(What to do)
Establish how many lines in the material include the string "Personal" and report it as a lone number.

(Records to use)
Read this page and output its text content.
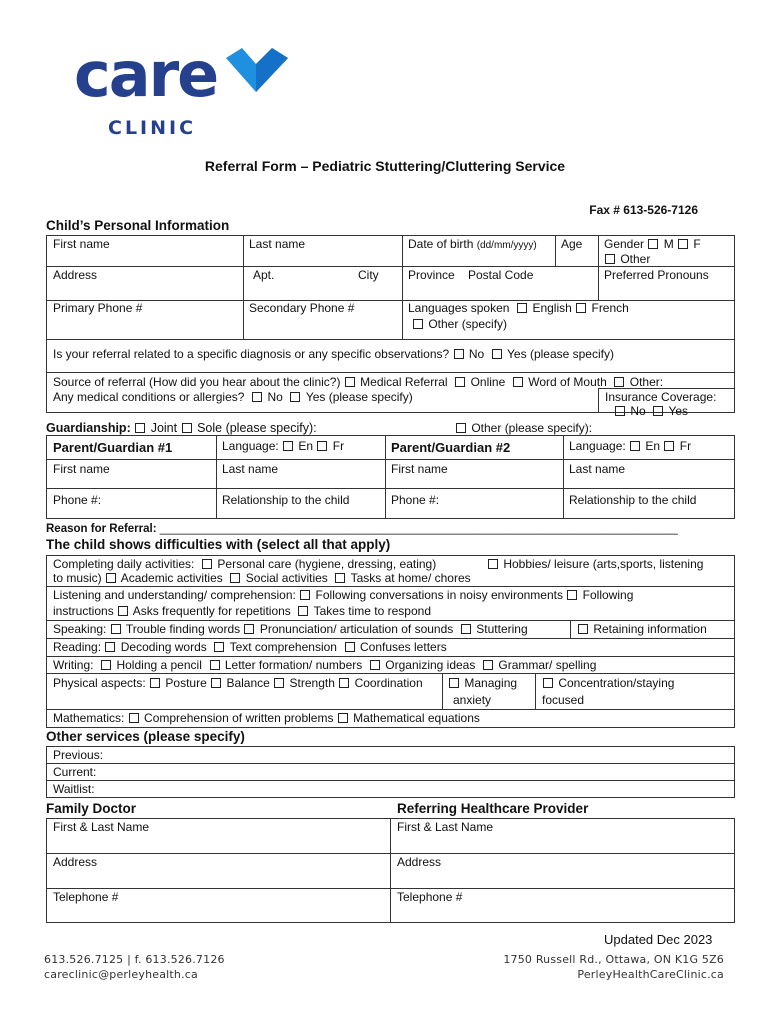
care
CLINIC
Referral Form – Pediatric Stuttering/Cluttering Service
Fax # 613-526-7126
Child’s Personal Information
First name	Last name	Date of birth (dd/mm/yyyy) Age Gender M F
Other
Address	Apt.	City Province Postal Code	Preferred Pronouns
Primary Phone #	Secondary Phone #	Languages spoken English French
Other (specify)
Is your referral related to a specific diagnosis or any specific observations? No Yes (please specify)
Source of referral (How did you hear about the clinic?) Medical Referral Online Word of Mouth Other:
Any medical conditions or allergies? No Yes (please specify)	Insurance Coverage:
No Yes
Guardianship: Joint Sole (please specify):	Other (please specify):
Parent/Guardian #1	Language: En Fr	Parent/Guardian #2	Language: En Fr
First name	Last name	First name	Last name
Phone #:	Relationship to the child	Phone #:	Relationship to the child
Reason for Referral: _________________________________________________________________________________
The child shows difficulties with (select all that apply)
Completing daily activities: Personal care (hygiene, dressing, eating)	Hobbies/ leisure (arts,sports, listening
to music) Academic activities Social activities Tasks at home/ chores
Listening and understanding/ comprehension: Following conversations in noisy environments Following
instructions Asks frequently for repetitions Takes time to respond
Speaking: Trouble finding words Pronunciation/ articulation of sounds Stuttering	Retaining information
Reading: Decoding words Text comprehension Confuses letters
Writing: Holding a pencil Letter formation/ numbers Organizing ideas Grammar/ spelling
Physical aspects: Posture Balance Strength Coordination	Managing
anxiety
Concentration/staying
focused
Mathematics: Comprehension of written problems Mathematical equations
Other services (please specify)
Previous:
Current:
Waitlist:
Family Doctor	Referring Healthcare Provider
First & Last Name	First & Last Name
Address	Address
Telephone #	Telephone #
Updated Dec 2023
613.526.7125 | f. 613.526.7126
careclinic@perleyhealth.ca
1750 Russell Rd., Ottawa, ON K1G 5Z6
PerleyHealthCareClinic.ca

(Correct answer)
2